> _Aim_: Copy the lines holding the word "name", all of them.

■ ■ ■

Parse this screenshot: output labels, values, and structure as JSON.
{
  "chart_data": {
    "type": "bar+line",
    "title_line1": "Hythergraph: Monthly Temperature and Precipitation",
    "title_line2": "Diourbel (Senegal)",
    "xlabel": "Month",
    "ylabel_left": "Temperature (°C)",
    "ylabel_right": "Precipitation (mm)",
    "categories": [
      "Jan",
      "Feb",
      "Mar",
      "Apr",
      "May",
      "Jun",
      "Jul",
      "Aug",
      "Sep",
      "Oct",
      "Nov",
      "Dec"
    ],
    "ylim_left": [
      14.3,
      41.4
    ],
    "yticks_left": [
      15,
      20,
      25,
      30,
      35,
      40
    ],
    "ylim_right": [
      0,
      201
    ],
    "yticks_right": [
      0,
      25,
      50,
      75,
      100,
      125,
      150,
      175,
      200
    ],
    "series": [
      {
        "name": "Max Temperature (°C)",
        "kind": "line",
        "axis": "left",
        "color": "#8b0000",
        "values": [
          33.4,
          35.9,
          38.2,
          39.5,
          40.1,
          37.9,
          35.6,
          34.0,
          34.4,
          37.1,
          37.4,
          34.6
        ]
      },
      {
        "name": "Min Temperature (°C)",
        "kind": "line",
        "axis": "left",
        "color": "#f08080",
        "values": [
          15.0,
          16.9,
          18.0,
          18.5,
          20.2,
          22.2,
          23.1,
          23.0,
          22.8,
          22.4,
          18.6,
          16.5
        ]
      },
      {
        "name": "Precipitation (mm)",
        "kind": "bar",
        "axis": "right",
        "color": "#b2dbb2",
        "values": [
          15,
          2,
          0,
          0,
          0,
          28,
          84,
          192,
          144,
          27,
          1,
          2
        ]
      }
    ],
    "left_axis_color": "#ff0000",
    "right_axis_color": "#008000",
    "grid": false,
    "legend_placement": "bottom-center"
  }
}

■ ■ ■

> _Solution to this exercise_:
        "name": "Max Temperature (°C)",
        "name": "Min Temperature (°C)",
        "name": "Precipitation (mm)",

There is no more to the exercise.